*Description of the task:* Return the lines where the word "name" occurs.

*Records from a dataset:*
-- Start --

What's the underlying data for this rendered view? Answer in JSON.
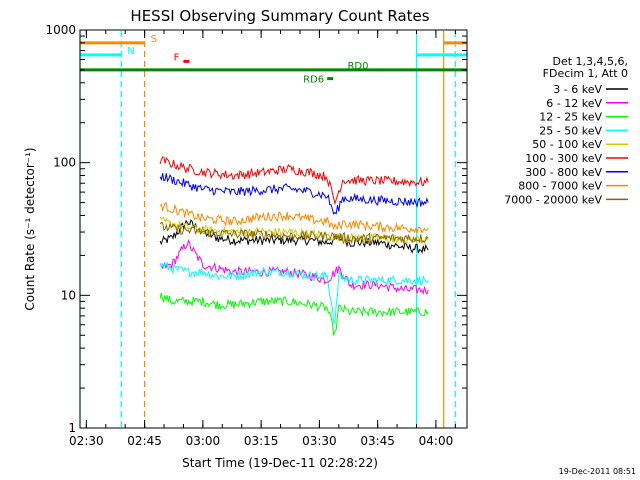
{
  "chart_data": {
    "type": "line",
    "title": "HESSI Observing Summary Count Rates",
    "xlabel": "Start Time (19-Dec-11 02:28:22)",
    "ylabel": "Count Rate (s⁻¹ detector⁻¹)",
    "yscale": "log",
    "ylim": [
      1,
      1000
    ],
    "xlim": [
      "02:28:22",
      "04:08:00"
    ],
    "x_ticks": [
      "02:30",
      "02:45",
      "03:00",
      "03:15",
      "03:30",
      "03:45",
      "04:00"
    ],
    "y_ticks": [
      "1",
      "10",
      "100",
      "1000"
    ],
    "timestamp": "19-Dec-2011 08:51",
    "legend": {
      "placement": "right",
      "header": [
        "Det 1,3,4,5,6,",
        "FDecim 1, Att 0"
      ]
    },
    "series": [
      {
        "name": "3 - 6 keV",
        "color": "#000000",
        "x": [
          "02:49",
          "02:52",
          "02:56",
          "03:00",
          "03:04",
          "03:08",
          "03:15",
          "03:22",
          "03:28",
          "03:32",
          "03:35",
          "03:38",
          "03:45",
          "03:52",
          "03:58"
        ],
        "y": [
          25,
          27,
          36,
          30,
          27,
          26,
          26,
          26,
          26,
          25,
          27,
          25,
          25,
          23,
          22
        ]
      },
      {
        "name": "6 - 12 keV",
        "color": "#ff00ff",
        "x": [
          "02:49",
          "02:52",
          "02:56",
          "03:00",
          "03:04",
          "03:08",
          "03:15",
          "03:22",
          "03:28",
          "03:32",
          "03:35",
          "03:38",
          "03:45",
          "03:52",
          "03:58"
        ],
        "y": [
          16,
          17,
          25,
          17,
          16,
          15,
          15,
          15,
          14,
          13,
          16,
          12,
          12,
          11,
          11
        ]
      },
      {
        "name": "12 - 25 keV",
        "color": "#00ff00",
        "x": [
          "02:49",
          "02:52",
          "02:56",
          "03:00",
          "03:04",
          "03:08",
          "03:15",
          "03:22",
          "03:28",
          "03:32",
          "03:34",
          "03:35",
          "03:38",
          "03:45",
          "03:52",
          "03:58"
        ],
        "y": [
          10,
          9,
          9,
          9,
          8.5,
          8.5,
          9,
          9,
          8.5,
          8,
          5,
          8,
          7.5,
          7.5,
          7.5,
          7.5
        ]
      },
      {
        "name": "25 - 50 keV",
        "color": "#00ffff",
        "x": [
          "02:49",
          "02:52",
          "02:56",
          "03:00",
          "03:04",
          "03:08",
          "03:15",
          "03:22",
          "03:28",
          "03:32",
          "03:34",
          "03:35",
          "03:38",
          "03:45",
          "03:52",
          "03:58"
        ],
        "y": [
          17,
          16,
          15,
          15,
          14,
          14,
          15,
          15,
          14,
          14,
          6,
          14,
          13,
          13,
          13,
          13
        ]
      },
      {
        "name": "50 - 100 keV",
        "color": "#cccc00",
        "x": [
          "02:49",
          "02:55",
          "03:00",
          "03:08",
          "03:15",
          "03:22",
          "03:28",
          "03:33",
          "03:38",
          "03:45",
          "03:52",
          "03:58"
        ],
        "y": [
          36,
          33,
          31,
          30,
          30,
          30,
          29,
          28,
          27,
          27,
          26,
          26
        ]
      },
      {
        "name": "100 - 300 keV",
        "color": "#ff0000",
        "x": [
          "02:49",
          "02:55",
          "03:00",
          "03:08",
          "03:15",
          "03:22",
          "03:28",
          "03:32",
          "03:34",
          "03:36",
          "03:45",
          "03:52",
          "03:58"
        ],
        "y": [
          105,
          92,
          85,
          80,
          84,
          90,
          84,
          78,
          50,
          74,
          73,
          72,
          71
        ]
      },
      {
        "name": "300 - 800 keV",
        "color": "#0000ff",
        "x": [
          "02:49",
          "02:55",
          "03:00",
          "03:08",
          "03:15",
          "03:22",
          "03:28",
          "03:32",
          "03:34",
          "03:36",
          "03:45",
          "03:52",
          "03:58"
        ],
        "y": [
          80,
          70,
          63,
          60,
          62,
          64,
          60,
          56,
          40,
          54,
          52,
          51,
          50
        ]
      },
      {
        "name": "800 - 7000 keV",
        "color": "#ff8800",
        "x": [
          "02:49",
          "02:55",
          "03:00",
          "03:08",
          "03:15",
          "03:22",
          "03:28",
          "03:32",
          "03:34",
          "03:36",
          "03:45",
          "03:52",
          "03:58"
        ],
        "y": [
          48,
          42,
          38,
          36,
          39,
          40,
          37,
          36,
          32,
          35,
          33,
          32,
          32
        ]
      },
      {
        "name": "7000 - 20000 keV",
        "color": "#886600",
        "x": [
          "02:49",
          "02:55",
          "03:00",
          "03:08",
          "03:15",
          "03:22",
          "03:28",
          "03:33",
          "03:38",
          "03:45",
          "03:52",
          "03:58"
        ],
        "y": [
          33,
          31,
          30,
          29,
          29,
          28,
          28,
          28,
          27,
          27,
          27,
          27
        ]
      }
    ],
    "flags": [
      {
        "label": "S",
        "color": "#ff8800",
        "level": 800,
        "from": "02:28:22",
        "to": "02:45"
      },
      {
        "label": "N",
        "color": "#00ffff",
        "level": 650,
        "from": "02:28:22",
        "to": "02:39"
      },
      {
        "label": "F",
        "color": "#ff0000",
        "level": 580,
        "from": "02:55",
        "to": "02:56"
      },
      {
        "label": "RD0",
        "color": "#008800",
        "level": 500,
        "from": "02:28:22",
        "to": "04:08:00"
      },
      {
        "label": "RD6",
        "color": "#008800",
        "level": 430,
        "from": "03:32",
        "to": "03:33"
      }
    ],
    "vertical_lines": [
      {
        "time": "02:28:22",
        "color": "#00ffff",
        "style": "solid"
      },
      {
        "time": "02:39",
        "color": "#00ffff",
        "style": "dashed"
      },
      {
        "time": "02:45",
        "color": "#ff8800",
        "style": "dashed"
      },
      {
        "time": "03:55",
        "color": "#00ffff",
        "style": "solid"
      },
      {
        "time": "04:02",
        "color": "#ff8800",
        "style": "solid"
      },
      {
        "time": "04:05",
        "color": "#00ffff",
        "style": "dashed"
      }
    ]
  }
}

-- End --

*Solution to this problem:*
        "name": "3 - 6 keV",
        "name": "6 - 12 keV",
        "name": "12 - 25 keV",
        "name": "25 - 50 keV",
        "name": "50 - 100 keV",
        "name": "100 - 300 keV",
        "name": "300 - 800 keV",
        "name": "800 - 7000 keV",
        "name": "7000 - 20000 keV",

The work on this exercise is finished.